_RECORDS SUPPLIED:_
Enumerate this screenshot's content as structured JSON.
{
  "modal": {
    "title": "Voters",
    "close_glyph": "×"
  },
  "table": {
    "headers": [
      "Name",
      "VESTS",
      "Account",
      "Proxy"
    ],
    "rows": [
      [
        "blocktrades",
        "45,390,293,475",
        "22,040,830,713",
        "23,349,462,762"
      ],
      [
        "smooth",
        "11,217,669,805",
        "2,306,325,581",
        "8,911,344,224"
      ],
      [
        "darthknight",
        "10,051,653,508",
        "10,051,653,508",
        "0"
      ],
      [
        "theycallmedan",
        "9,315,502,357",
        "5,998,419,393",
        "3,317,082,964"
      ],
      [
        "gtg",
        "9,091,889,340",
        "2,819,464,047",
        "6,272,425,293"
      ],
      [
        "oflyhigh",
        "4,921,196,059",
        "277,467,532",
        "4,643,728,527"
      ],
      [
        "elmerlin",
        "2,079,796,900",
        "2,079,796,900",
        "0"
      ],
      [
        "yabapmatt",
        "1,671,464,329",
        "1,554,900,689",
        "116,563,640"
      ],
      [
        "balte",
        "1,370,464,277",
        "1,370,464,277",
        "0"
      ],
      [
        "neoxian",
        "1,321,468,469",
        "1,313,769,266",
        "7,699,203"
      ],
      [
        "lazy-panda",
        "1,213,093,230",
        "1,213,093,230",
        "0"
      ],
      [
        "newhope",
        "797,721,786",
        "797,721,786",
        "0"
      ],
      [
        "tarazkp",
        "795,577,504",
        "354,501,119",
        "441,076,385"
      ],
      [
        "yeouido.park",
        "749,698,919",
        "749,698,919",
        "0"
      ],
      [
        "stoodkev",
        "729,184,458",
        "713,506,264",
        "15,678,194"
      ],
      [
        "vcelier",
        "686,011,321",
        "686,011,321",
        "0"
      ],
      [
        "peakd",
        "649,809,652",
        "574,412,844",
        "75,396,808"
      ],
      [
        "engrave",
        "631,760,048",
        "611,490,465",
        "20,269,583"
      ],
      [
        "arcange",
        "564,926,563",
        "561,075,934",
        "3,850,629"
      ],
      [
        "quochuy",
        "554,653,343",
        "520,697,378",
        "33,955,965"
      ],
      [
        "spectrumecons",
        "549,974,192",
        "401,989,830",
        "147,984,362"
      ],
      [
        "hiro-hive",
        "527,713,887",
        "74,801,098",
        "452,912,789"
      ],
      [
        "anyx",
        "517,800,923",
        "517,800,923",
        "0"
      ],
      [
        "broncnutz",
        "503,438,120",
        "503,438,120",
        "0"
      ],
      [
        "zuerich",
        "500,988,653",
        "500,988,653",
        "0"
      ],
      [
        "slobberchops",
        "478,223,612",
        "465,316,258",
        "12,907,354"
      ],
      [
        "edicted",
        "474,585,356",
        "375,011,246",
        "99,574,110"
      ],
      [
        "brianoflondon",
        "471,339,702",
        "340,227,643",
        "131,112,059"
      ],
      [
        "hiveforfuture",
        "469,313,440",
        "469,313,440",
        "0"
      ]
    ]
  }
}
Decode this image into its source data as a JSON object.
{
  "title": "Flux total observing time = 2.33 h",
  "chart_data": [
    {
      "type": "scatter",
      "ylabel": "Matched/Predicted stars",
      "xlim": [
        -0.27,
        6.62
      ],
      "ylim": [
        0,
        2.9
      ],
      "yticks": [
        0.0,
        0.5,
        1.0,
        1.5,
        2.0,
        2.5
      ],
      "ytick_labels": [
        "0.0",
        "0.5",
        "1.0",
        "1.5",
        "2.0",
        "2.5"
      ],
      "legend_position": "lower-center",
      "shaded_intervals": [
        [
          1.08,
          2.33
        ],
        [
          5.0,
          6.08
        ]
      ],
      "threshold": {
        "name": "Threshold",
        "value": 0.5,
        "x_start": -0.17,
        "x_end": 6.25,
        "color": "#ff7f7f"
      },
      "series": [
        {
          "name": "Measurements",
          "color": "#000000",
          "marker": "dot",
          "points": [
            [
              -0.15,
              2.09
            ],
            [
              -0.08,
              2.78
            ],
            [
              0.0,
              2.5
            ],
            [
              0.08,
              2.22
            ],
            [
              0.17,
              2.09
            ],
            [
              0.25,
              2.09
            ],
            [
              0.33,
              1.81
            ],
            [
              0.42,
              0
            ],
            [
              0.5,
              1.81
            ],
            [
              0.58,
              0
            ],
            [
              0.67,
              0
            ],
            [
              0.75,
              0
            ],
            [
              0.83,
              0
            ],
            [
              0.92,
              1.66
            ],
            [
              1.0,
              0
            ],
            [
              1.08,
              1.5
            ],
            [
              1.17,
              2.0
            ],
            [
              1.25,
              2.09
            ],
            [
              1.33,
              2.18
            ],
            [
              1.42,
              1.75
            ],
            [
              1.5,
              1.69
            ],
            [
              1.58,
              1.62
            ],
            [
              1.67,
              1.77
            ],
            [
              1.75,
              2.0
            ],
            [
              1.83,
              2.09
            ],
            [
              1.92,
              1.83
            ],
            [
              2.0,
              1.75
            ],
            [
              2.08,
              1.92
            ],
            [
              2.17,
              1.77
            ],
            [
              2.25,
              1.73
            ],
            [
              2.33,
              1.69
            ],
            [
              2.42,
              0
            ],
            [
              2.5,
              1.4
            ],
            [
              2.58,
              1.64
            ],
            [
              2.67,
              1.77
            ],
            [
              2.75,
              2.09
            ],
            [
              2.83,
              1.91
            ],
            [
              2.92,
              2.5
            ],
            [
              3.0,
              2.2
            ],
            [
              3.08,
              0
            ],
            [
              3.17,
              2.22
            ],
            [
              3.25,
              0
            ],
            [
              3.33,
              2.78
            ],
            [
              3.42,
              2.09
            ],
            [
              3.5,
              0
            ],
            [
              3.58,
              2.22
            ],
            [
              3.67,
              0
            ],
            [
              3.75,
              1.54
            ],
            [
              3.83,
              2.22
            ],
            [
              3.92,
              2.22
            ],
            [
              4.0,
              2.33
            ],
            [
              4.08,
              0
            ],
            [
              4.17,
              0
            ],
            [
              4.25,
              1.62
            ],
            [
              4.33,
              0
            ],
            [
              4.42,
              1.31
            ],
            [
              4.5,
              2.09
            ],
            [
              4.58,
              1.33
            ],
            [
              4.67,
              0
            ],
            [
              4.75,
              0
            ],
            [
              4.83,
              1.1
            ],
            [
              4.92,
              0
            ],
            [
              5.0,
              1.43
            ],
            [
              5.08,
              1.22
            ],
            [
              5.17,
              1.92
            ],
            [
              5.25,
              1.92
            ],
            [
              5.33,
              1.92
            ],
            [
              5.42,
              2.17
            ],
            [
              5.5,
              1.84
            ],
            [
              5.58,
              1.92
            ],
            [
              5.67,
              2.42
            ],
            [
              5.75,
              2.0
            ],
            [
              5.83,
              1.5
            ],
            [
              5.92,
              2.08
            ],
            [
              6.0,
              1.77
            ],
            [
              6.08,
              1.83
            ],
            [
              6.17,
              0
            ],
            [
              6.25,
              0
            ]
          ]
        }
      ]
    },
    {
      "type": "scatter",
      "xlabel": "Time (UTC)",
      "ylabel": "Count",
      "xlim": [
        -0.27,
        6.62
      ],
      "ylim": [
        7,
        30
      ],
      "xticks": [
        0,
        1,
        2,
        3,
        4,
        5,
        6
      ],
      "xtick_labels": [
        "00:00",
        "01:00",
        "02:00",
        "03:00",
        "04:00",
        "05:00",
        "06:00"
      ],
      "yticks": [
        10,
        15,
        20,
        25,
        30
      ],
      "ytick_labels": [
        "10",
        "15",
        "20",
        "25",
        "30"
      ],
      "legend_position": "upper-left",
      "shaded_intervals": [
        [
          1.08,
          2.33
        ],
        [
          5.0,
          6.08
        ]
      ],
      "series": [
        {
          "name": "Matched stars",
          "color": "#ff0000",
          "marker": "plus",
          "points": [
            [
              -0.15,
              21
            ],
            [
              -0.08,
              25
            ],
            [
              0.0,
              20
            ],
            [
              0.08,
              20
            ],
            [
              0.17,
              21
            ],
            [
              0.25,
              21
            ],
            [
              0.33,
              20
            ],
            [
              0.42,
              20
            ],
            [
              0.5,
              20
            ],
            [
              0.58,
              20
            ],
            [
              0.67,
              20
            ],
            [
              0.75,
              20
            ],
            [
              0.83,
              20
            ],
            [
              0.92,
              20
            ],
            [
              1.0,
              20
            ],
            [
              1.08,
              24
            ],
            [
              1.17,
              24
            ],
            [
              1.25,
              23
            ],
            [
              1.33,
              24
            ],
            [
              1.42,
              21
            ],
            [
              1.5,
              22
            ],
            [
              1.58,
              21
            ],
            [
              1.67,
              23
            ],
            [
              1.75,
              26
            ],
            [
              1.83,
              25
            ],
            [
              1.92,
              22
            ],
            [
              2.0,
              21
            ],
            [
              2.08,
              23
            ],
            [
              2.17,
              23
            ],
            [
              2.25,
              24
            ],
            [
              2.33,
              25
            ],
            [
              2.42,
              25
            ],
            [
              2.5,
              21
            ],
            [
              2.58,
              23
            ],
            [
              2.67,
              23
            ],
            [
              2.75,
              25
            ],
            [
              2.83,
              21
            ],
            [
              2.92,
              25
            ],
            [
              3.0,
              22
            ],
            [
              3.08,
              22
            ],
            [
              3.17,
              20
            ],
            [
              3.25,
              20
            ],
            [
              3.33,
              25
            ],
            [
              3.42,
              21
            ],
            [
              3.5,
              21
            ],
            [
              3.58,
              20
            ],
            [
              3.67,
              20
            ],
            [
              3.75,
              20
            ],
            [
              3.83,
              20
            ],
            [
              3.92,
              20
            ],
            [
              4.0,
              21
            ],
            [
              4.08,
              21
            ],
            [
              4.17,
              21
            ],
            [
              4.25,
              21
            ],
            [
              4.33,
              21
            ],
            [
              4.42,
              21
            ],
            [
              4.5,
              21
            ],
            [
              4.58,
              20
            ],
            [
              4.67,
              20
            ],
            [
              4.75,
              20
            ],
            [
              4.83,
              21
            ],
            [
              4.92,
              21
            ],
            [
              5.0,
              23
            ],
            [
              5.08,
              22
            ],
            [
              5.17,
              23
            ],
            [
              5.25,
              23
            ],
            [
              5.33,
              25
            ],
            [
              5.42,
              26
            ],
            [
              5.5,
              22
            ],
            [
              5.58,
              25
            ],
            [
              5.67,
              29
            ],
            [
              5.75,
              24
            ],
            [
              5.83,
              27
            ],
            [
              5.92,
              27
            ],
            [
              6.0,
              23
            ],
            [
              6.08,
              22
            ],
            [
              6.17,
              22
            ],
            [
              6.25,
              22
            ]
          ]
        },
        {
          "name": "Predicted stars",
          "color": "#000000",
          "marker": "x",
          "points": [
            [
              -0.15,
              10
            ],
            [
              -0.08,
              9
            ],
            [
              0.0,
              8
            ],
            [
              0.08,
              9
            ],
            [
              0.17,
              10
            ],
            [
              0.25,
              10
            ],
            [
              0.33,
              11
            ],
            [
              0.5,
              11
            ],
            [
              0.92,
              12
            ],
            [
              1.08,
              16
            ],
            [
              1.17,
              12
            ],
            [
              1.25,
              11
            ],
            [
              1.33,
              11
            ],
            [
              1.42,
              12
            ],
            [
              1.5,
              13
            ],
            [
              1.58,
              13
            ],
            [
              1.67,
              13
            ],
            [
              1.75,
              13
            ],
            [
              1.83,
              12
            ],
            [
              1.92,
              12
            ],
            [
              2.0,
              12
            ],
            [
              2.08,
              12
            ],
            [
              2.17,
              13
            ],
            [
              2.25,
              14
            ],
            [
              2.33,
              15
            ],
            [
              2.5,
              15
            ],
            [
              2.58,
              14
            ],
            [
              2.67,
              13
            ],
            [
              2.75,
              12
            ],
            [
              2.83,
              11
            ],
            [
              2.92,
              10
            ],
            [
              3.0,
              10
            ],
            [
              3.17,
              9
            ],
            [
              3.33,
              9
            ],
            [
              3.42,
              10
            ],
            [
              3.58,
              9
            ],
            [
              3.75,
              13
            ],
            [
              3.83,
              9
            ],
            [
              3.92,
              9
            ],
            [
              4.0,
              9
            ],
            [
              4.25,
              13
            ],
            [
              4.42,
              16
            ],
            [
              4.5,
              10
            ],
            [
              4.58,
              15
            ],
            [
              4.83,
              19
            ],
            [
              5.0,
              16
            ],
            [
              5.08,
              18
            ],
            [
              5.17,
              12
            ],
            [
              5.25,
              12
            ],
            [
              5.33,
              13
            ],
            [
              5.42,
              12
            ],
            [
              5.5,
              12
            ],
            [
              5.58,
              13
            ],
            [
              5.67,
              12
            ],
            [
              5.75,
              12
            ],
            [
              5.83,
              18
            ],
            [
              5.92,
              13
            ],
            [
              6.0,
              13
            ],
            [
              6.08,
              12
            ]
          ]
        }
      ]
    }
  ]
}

_WHAT YOU SHOULD DO:_ Say how many lines in the entries contain the string "color", and leave out everything else.

_FULL SOLUTION:_ 4